● **Exercise material**
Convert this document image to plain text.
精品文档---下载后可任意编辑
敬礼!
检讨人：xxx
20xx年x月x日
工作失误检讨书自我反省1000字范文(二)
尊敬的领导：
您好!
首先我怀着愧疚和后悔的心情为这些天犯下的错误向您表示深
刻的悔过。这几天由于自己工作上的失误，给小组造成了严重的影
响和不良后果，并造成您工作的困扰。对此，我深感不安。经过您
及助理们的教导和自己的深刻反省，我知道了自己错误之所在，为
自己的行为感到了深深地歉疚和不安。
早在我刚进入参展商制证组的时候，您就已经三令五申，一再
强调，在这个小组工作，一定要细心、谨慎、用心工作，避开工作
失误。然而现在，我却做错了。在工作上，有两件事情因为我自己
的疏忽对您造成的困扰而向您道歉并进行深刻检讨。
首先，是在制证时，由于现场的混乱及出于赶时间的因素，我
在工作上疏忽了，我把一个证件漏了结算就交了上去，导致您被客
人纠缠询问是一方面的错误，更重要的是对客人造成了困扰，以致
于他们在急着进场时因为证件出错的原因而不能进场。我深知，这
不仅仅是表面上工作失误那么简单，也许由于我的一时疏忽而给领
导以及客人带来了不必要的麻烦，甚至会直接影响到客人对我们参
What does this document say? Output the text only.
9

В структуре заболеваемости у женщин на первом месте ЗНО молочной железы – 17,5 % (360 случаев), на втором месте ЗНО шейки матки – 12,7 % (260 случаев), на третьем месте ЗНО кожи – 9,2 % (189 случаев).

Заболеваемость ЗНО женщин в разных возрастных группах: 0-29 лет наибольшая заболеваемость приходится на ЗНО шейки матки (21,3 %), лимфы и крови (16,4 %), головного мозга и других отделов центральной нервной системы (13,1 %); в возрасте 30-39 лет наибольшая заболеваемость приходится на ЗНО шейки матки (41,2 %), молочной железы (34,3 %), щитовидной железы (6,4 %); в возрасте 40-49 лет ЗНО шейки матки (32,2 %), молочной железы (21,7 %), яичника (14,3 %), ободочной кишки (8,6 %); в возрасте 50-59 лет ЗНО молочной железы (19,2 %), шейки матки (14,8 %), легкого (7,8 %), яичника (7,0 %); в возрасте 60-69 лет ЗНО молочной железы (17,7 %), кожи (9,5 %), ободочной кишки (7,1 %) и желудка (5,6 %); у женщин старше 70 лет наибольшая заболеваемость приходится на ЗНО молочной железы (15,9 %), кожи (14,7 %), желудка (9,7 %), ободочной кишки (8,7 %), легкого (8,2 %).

● **Exercise details**
Beginning with the line that contains "What does this", quote each line exactly through the last line of the entries above, and nothing beyond them.

● **Exercise answer**
What does this document say? Output the text only.
9

В структуре заболеваемости у женщин на первом месте ЗНО молочной железы – 17,5 % (360 случаев), на втором месте ЗНО шейки матки – 12,7 % (260 случаев), на третьем месте ЗНО кожи – 9,2 % (189 случаев).

Заболеваемость ЗНО женщин в разных возрастных группах: 0-29 лет наибольшая заболеваемость приходится на ЗНО шейки матки (21,3 %), лимфы и крови (16,4 %), головного мозга и других отделов центральной нервной системы (13,1 %); в возрасте 30-39 лет наибольшая заболеваемость приходится на ЗНО шейки матки (41,2 %), молочной железы (34,3 %), щитовидной железы (6,4 %); в возрасте 40-49 лет ЗНО шейки матки (32,2 %), молочной железы (21,7 %), яичника (14,3 %), ободочной кишки (8,6 %); в возрасте 50-59 лет ЗНО молочной железы (19,2 %), шейки матки (14,8 %), легкого (7,8 %), яичника (7,0 %); в возрасте 60-69 лет ЗНО молочной железы (17,7 %), кожи (9,5 %), ободочной кишки (7,1 %) и желудка (5,6 %); у женщин старше 70 лет наибольшая заболеваемость приходится на ЗНО молочной железы (15,9 %), кожи (14,7 %), желудка (9,7 %), ободочной кишки (8,7 %), легкого (8,2 %).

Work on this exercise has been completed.